**TASK STATEMENT**:
Repeat the data that follows, word for word, without the images.

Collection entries
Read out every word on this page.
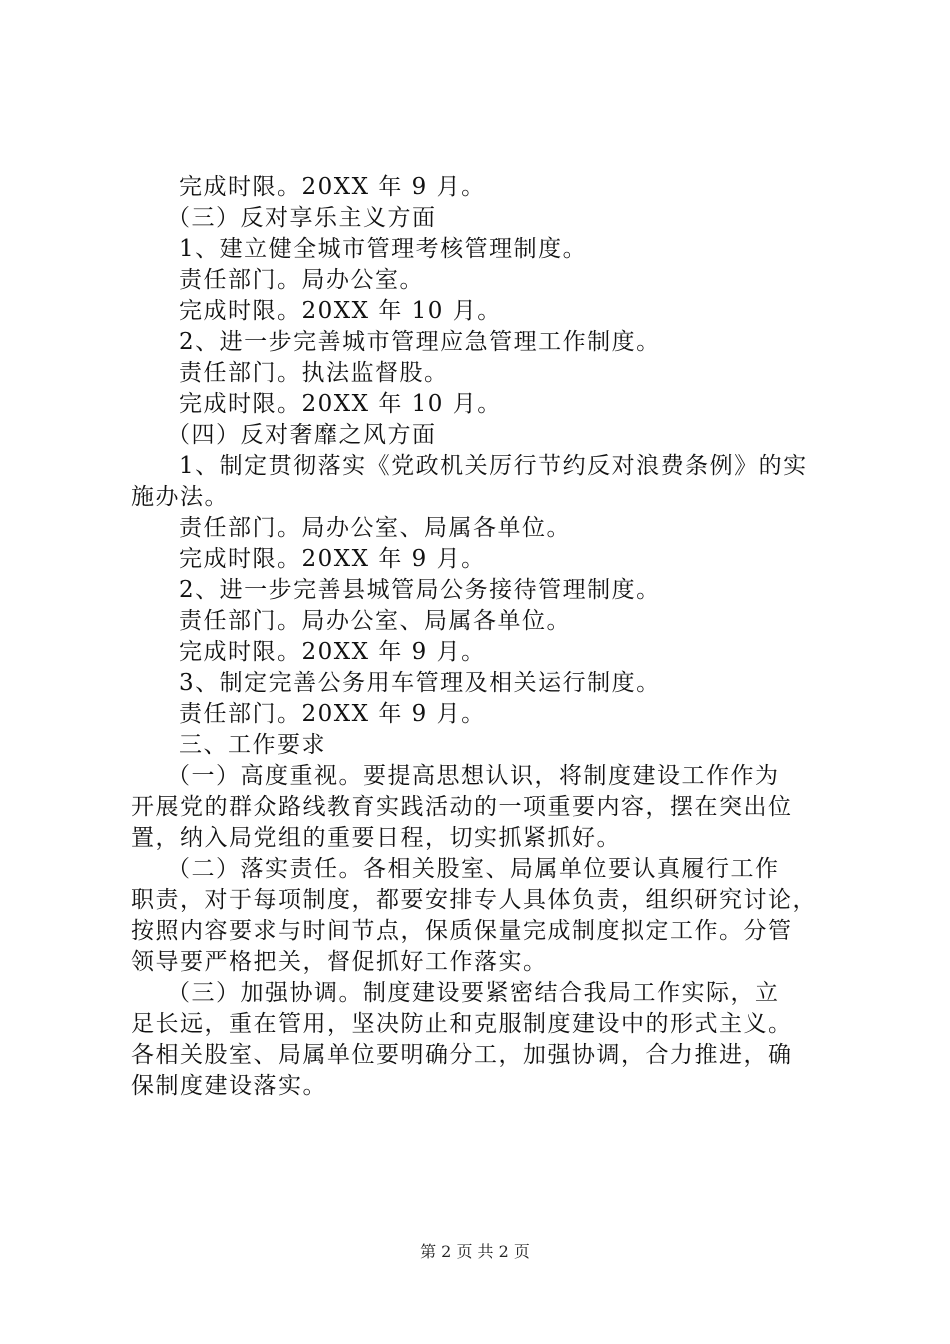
完成时限。20XX 年 9 月。
（三）反对享乐主义方面
1、建立健全城市管理考核管理制度。
责任部门。局办公室。
完成时限。20XX 年 10 月。
2、进一步完善城市管理应急管理工作制度。
责任部门。执法监督股。
完成时限。20XX 年 10 月。
（四）反对奢靡之风方面
1、制定贯彻落实《党政机关厉行节约反对浪费条例》的实
施办法。
责任部门。局办公室、局属各单位。
完成时限。20XX 年 9 月。
2、进一步完善县城管局公务接待管理制度。
责任部门。局办公室、局属各单位。
完成时限。20XX 年 9 月。
3、制定完善公务用车管理及相关运行制度。
责任部门。20XX 年 9 月。
三、工作要求
（一）高度重视。要提高思想认识，将制度建设工作作为
开展党的群众路线教育实践活动的一项重要内容，摆在突出位
置，纳入局党组的重要日程，切实抓紧抓好。
（二）落实责任。各相关股室、局属单位要认真履行工作
职责，对于每项制度，都要安排专人具体负责，组织研究讨论，
按照内容要求与时间节点，保质保量完成制度拟定工作。分管
领导要严格把关，督促抓好工作落实。
（三）加强协调。制度建设要紧密结合我局工作实际，立
足长远，重在管用，坚决防止和克服制度建设中的形式主义。
各相关股室、局属单位要明确分工，加强协调，合力推进，确
保制度建设落实。
第 2 页 共 2 页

**EXERCISE ANSWER**:
Read out every word on this page.
完成时限。20XX 年 9 月。
（三）反对享乐主义方面
1、建立健全城市管理考核管理制度。
责任部门。局办公室。
完成时限。20XX 年 10 月。
2、进一步完善城市管理应急管理工作制度。
责任部门。执法监督股。
完成时限。20XX 年 10 月。
（四）反对奢靡之风方面
1、制定贯彻落实《党政机关厉行节约反对浪费条例》的实
施办法。
责任部门。局办公室、局属各单位。
完成时限。20XX 年 9 月。
2、进一步完善县城管局公务接待管理制度。
责任部门。局办公室、局属各单位。
完成时限。20XX 年 9 月。
3、制定完善公务用车管理及相关运行制度。
责任部门。20XX 年 9 月。
三、工作要求
（一）高度重视。要提高思想认识，将制度建设工作作为
开展党的群众路线教育实践活动的一项重要内容，摆在突出位
置，纳入局党组的重要日程，切实抓紧抓好。
（二）落实责任。各相关股室、局属单位要认真履行工作
职责，对于每项制度，都要安排专人具体负责，组织研究讨论，
按照内容要求与时间节点，保质保量完成制度拟定工作。分管
领导要严格把关，督促抓好工作落实。
（三）加强协调。制度建设要紧密结合我局工作实际，立
足长远，重在管用，坚决防止和克服制度建设中的形式主义。
各相关股室、局属单位要明确分工，加强协调，合力推进，确
保制度建设落实。
第 2 页 共 2 页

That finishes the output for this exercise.